AIM OF THE EXERCISE: Your task is to output the entries below word for word.
╭─ EXERCISE MATERIALS
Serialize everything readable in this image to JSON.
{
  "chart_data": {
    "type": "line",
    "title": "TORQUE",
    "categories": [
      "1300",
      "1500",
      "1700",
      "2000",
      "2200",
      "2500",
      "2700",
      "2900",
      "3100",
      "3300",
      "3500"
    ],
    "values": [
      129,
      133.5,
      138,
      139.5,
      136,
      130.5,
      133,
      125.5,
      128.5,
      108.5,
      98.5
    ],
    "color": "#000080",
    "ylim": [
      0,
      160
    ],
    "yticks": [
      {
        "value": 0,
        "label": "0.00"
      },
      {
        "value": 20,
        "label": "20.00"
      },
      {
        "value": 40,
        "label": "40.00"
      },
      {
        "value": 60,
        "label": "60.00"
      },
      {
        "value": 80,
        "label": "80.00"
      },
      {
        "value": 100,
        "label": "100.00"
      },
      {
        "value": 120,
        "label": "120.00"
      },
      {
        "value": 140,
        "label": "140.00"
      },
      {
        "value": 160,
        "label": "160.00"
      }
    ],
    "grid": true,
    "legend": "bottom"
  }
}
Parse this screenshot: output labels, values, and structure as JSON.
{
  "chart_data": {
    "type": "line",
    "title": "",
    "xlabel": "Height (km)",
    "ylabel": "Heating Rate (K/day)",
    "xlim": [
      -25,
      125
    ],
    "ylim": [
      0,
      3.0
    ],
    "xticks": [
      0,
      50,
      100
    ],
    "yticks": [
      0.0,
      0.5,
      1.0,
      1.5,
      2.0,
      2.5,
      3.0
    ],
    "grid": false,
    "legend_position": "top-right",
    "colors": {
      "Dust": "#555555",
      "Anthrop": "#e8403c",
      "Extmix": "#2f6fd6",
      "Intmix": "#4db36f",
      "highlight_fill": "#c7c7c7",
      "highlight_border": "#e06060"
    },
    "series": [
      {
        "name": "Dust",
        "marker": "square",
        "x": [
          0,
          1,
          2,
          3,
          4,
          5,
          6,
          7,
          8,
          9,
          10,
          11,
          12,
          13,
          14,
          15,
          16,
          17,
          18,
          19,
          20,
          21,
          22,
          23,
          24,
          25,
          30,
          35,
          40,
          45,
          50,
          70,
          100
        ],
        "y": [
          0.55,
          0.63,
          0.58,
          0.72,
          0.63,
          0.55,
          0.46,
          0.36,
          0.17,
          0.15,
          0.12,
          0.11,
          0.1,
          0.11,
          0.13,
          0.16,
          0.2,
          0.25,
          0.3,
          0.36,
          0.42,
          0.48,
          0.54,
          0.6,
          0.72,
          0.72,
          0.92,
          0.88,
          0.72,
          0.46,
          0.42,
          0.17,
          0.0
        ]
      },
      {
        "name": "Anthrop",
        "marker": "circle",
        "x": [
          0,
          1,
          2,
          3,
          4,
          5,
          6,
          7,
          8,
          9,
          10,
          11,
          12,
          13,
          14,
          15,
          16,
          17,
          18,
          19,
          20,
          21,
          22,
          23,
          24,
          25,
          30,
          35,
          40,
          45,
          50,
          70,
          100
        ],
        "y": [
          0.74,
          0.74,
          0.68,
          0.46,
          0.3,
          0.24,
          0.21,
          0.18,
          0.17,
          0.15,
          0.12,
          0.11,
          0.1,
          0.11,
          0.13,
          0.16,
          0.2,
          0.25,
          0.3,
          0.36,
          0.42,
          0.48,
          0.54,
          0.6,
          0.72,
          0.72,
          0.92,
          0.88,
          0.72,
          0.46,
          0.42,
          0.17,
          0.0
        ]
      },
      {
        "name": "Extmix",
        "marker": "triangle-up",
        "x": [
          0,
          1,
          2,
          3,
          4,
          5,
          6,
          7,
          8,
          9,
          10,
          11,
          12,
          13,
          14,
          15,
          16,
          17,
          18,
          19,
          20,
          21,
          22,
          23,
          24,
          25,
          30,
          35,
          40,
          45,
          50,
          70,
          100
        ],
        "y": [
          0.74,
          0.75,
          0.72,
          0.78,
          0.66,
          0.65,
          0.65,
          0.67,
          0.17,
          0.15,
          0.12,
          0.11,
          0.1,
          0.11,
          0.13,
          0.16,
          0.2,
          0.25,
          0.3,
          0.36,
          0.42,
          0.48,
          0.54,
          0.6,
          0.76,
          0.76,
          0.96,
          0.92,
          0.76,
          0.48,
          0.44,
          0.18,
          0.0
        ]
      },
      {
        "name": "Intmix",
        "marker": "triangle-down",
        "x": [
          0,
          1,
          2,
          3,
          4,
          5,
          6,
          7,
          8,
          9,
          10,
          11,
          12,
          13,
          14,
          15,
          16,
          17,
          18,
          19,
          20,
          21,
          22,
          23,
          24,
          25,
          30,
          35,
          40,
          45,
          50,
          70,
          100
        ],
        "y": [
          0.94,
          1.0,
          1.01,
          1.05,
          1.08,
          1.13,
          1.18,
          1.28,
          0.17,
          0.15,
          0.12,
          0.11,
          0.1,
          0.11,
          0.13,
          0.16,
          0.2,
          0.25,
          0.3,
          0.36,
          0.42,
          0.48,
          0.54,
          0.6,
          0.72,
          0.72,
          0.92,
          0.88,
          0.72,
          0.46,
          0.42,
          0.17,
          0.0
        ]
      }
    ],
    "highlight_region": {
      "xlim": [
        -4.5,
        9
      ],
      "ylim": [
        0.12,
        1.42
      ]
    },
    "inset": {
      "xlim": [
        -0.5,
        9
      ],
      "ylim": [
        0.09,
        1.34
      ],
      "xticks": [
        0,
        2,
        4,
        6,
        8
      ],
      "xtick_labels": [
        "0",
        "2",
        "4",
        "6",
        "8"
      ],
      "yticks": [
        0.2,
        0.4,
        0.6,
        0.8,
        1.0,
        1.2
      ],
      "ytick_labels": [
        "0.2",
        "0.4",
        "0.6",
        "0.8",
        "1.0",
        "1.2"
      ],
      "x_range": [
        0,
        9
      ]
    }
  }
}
╰─
IN RESPONSE:
Serialize everything readable in this image to JSON.
{
  "chart_data": {
    "type": "line",
    "title": "TORQUE",
    "categories": [
      "1300",
      "1500",
      "1700",
      "2000",
      "2200",
      "2500",
      "2700",
      "2900",
      "3100",
      "3300",
      "3500"
    ],
    "values": [
      129,
      133.5,
      138,
      139.5,
      136,
      130.5,
      133,
      125.5,
      128.5,
      108.5,
      98.5
    ],
    "color": "#000080",
    "ylim": [
      0,
      160
    ],
    "yticks": [
      {
        "value": 0,
        "label": "0.00"
      },
      {
        "value": 20,
        "label": "20.00"
      },
      {
        "value": 40,
        "label": "40.00"
      },
      {
        "value": 60,
        "label": "60.00"
      },
      {
        "value": 80,
        "label": "80.00"
      },
      {
        "value": 100,
        "label": "100.00"
      },
      {
        "value": 120,
        "label": "120.00"
      },
      {
        "value": 140,
        "label": "140.00"
      },
      {
        "value": 160,
        "label": "160.00"
      }
    ],
    "grid": true,
    "legend": "bottom"
  }
}
Parse this screenshot: output labels, values, and structure as JSON.
{
  "chart_data": {
    "type": "line",
    "title": "",
    "xlabel": "Height (km)",
    "ylabel": "Heating Rate (K/day)",
    "xlim": [
      -25,
      125
    ],
    "ylim": [
      0,
      3.0
    ],
    "xticks": [
      0,
      50,
      100
    ],
    "yticks": [
      0.0,
      0.5,
      1.0,
      1.5,
      2.0,
      2.5,
      3.0
    ],
    "grid": false,
    "legend_position": "top-right",
    "colors": {
      "Dust": "#555555",
      "Anthrop": "#e8403c",
      "Extmix": "#2f6fd6",
      "Intmix": "#4db36f",
      "highlight_fill": "#c7c7c7",
      "highlight_border": "#e06060"
    },
    "series": [
      {
        "name": "Dust",
        "marker": "square",
        "x": [
          0,
          1,
          2,
          3,
          4,
          5,
          6,
          7,
          8,
          9,
          10,
          11,
          12,
          13,
          14,
          15,
          16,
          17,
          18,
          19,
          20,
          21,
          22,
          23,
          24,
          25,
          30,
          35,
          40,
          45,
          50,
          70,
          100
        ],
        "y": [
          0.55,
          0.63,
          0.58,
          0.72,
          0.63,
          0.55,
          0.46,
          0.36,
          0.17,
          0.15,
          0.12,
          0.11,
          0.1,
          0.11,
          0.13,
          0.16,
          0.2,
          0.25,
          0.3,
          0.36,
          0.42,
          0.48,
          0.54,
          0.6,
          0.72,
          0.72,
          0.92,
          0.88,
          0.72,
          0.46,
          0.42,
          0.17,
          0.0
        ]
      },
      {
        "name": "Anthrop",
        "marker": "circle",
        "x": [
          0,
          1,
          2,
          3,
          4,
          5,
          6,
          7,
          8,
          9,
          10,
          11,
          12,
          13,
          14,
          15,
          16,
          17,
          18,
          19,
          20,
          21,
          22,
          23,
          24,
          25,
          30,
          35,
          40,
          45,
          50,
          70,
          100
        ],
        "y": [
          0.74,
          0.74,
          0.68,
          0.46,
          0.3,
          0.24,
          0.21,
          0.18,
          0.17,
          0.15,
          0.12,
          0.11,
          0.1,
          0.11,
          0.13,
          0.16,
          0.2,
          0.25,
          0.3,
          0.36,
          0.42,
          0.48,
          0.54,
          0.6,
          0.72,
          0.72,
          0.92,
          0.88,
          0.72,
          0.46,
          0.42,
          0.17,
          0.0
        ]
      },
      {
        "name": "Extmix",
        "marker": "triangle-up",
        "x": [
          0,
          1,
          2,
          3,
          4,
          5,
          6,
          7,
          8,
          9,
          10,
          11,
          12,
          13,
          14,
          15,
          16,
          17,
          18,
          19,
          20,
          21,
          22,
          23,
          24,
          25,
          30,
          35,
          40,
          45,
          50,
          70,
          100
        ],
        "y": [
          0.74,
          0.75,
          0.72,
          0.78,
          0.66,
          0.65,
          0.65,
          0.67,
          0.17,
          0.15,
          0.12,
          0.11,
          0.1,
          0.11,
          0.13,
          0.16,
          0.2,
          0.25,
          0.3,
          0.36,
          0.42,
          0.48,
          0.54,
          0.6,
          0.76,
          0.76,
          0.96,
          0.92,
          0.76,
          0.48,
          0.44,
          0.18,
          0.0
        ]
      },
      {
        "name": "Intmix",
        "marker": "triangle-down",
        "x": [
          0,
          1,
          2,
          3,
          4,
          5,
          6,
          7,
          8,
          9,
          10,
          11,
          12,
          13,
          14,
          15,
          16,
          17,
          18,
          19,
          20,
          21,
          22,
          23,
          24,
          25,
          30,
          35,
          40,
          45,
          50,
          70,
          100
        ],
        "y": [
          0.94,
          1.0,
          1.01,
          1.05,
          1.08,
          1.13,
          1.18,
          1.28,
          0.17,
          0.15,
          0.12,
          0.11,
          0.1,
          0.11,
          0.13,
          0.16,
          0.2,
          0.25,
          0.3,
          0.36,
          0.42,
          0.48,
          0.54,
          0.6,
          0.72,
          0.72,
          0.92,
          0.88,
          0.72,
          0.46,
          0.42,
          0.17,
          0.0
        ]
      }
    ],
    "highlight_region": {
      "xlim": [
        -4.5,
        9
      ],
      "ylim": [
        0.12,
        1.42
      ]
    },
    "inset": {
      "xlim": [
        -0.5,
        9
      ],
      "ylim": [
        0.09,
        1.34
      ],
      "xticks": [
        0,
        2,
        4,
        6,
        8
      ],
      "xtick_labels": [
        "0",
        "2",
        "4",
        "6",
        "8"
      ],
      "yticks": [
        0.2,
        0.4,
        0.6,
        0.8,
        1.0,
        1.2
      ],
      "ytick_labels": [
        "0.2",
        "0.4",
        "0.6",
        "0.8",
        "1.0",
        "1.2"
      ],
      "x_range": [
        0,
        9
      ]
    }
  }
}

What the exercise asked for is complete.